[Dataset items]
--- start ---

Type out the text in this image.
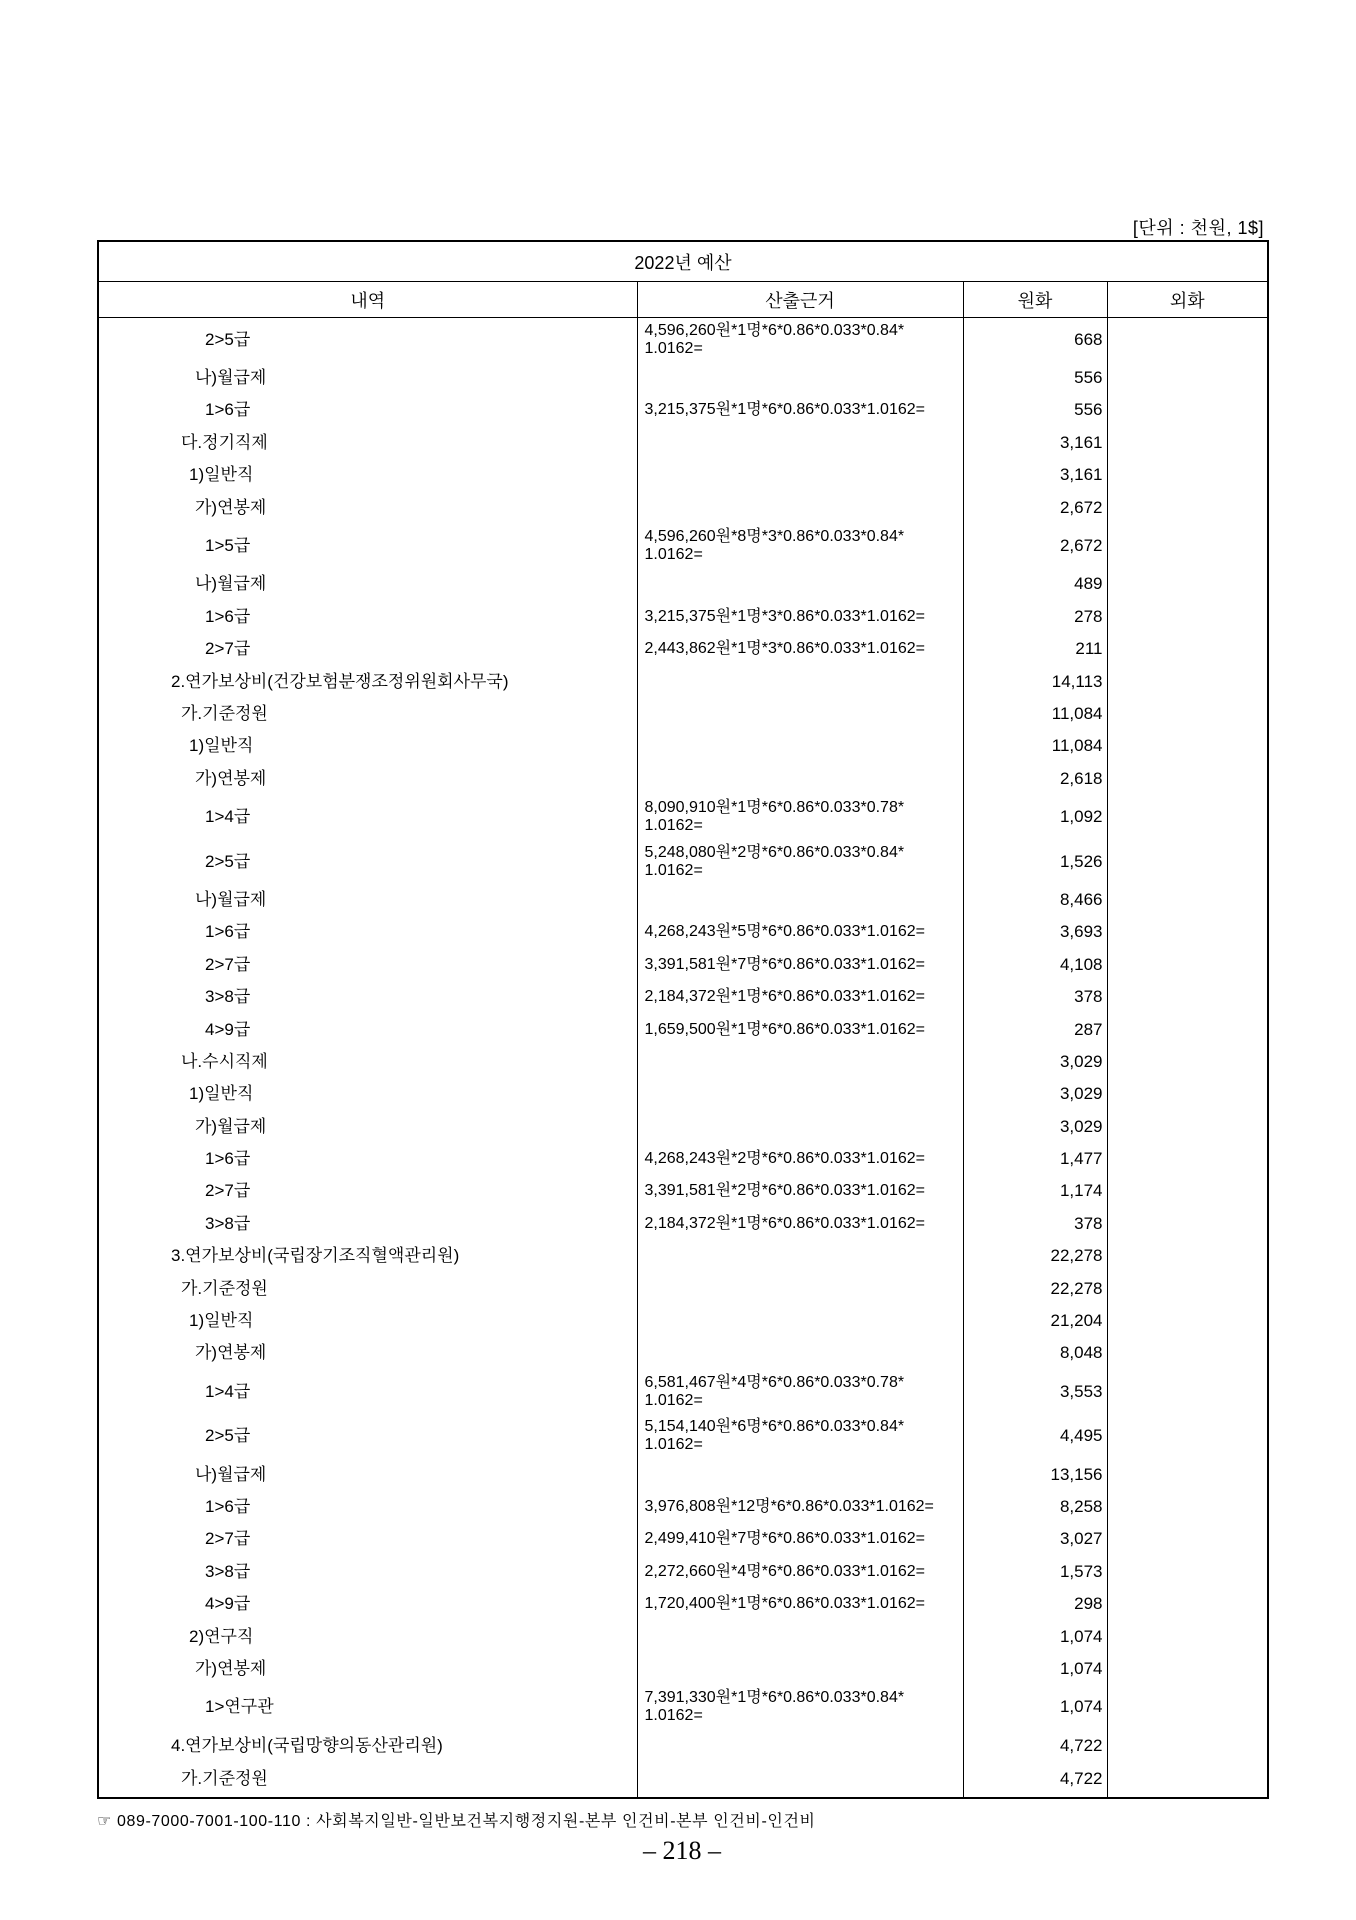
[단위 : 천원, 1$]
2022년 예산			
내역	산출근거	원화	외화
2>5급	4,596,260원*1명*6*0.86*0.033*0.84*
1.0162=	668	
나)월급제		556	
1>6급	3,215,375원*1명*6*0.86*0.033*1.0162=	556	
다.정기직제		3,161	
1)일반직		3,161	
가)연봉제		2,672	
1>5급	4,596,260원*8명*3*0.86*0.033*0.84*
1.0162=	2,672	
나)월급제		489	
1>6급	3,215,375원*1명*3*0.86*0.033*1.0162=	278	
2>7급	2,443,862원*1명*3*0.86*0.033*1.0162=	211	
2.연가보상비(건강보험분쟁조정위원회사무국)		14,113	
가.기준정원		11,084	
1)일반직		11,084	
가)연봉제		2,618	
1>4급	8,090,910원*1명*6*0.86*0.033*0.78*
1.0162=	1,092	
2>5급	5,248,080원*2명*6*0.86*0.033*0.84*
1.0162=	1,526	
나)월급제		8,466	
1>6급	4,268,243원*5명*6*0.86*0.033*1.0162=	3,693	
2>7급	3,391,581원*7명*6*0.86*0.033*1.0162=	4,108	
3>8급	2,184,372원*1명*6*0.86*0.033*1.0162=	378	
4>9급	1,659,500원*1명*6*0.86*0.033*1.0162=	287	
나.수시직제		3,029	
1)일반직		3,029	
가)월급제		3,029	
1>6급	4,268,243원*2명*6*0.86*0.033*1.0162=	1,477	
2>7급	3,391,581원*2명*6*0.86*0.033*1.0162=	1,174	
3>8급	2,184,372원*1명*6*0.86*0.033*1.0162=	378	
3.연가보상비(국립장기조직혈액관리원)		22,278	
가.기준정원		22,278	
1)일반직		21,204	
가)연봉제		8,048	
1>4급	6,581,467원*4명*6*0.86*0.033*0.78*
1.0162=	3,553	
2>5급	5,154,140원*6명*6*0.86*0.033*0.84*
1.0162=	4,495	
나)월급제		13,156	
1>6급	3,976,808원*12명*6*0.86*0.033*1.0162=	8,258	
2>7급	2,499,410원*7명*6*0.86*0.033*1.0162=	3,027	
3>8급	2,272,660원*4명*6*0.86*0.033*1.0162=	1,573	
4>9급	1,720,400원*1명*6*0.86*0.033*1.0162=	298	
2)연구직		1,074	
가)연봉제		1,074	
1>연구관	7,391,330원*1명*6*0.86*0.033*0.84*
1.0162=	1,074	
4.연가보상비(국립망향의동산관리원)		4,722	
가.기준정원		4,722	
☞ 089-7000-7001-100-110 : 사회복지일반-일반보건복지행정지원-본부 인건비-본부 인건비-인건비
– 218 –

--- end ---

Written exercise =>
Where a line in the material contains "연가보상비", copy that line.

Answer to the exercise =>
2.연가보상비(건강보험분쟁조정위원회사무국)		14,113	
3.연가보상비(국립장기조직혈액관리원)		22,278	
4.연가보상비(국립망향의동산관리원)		4,722	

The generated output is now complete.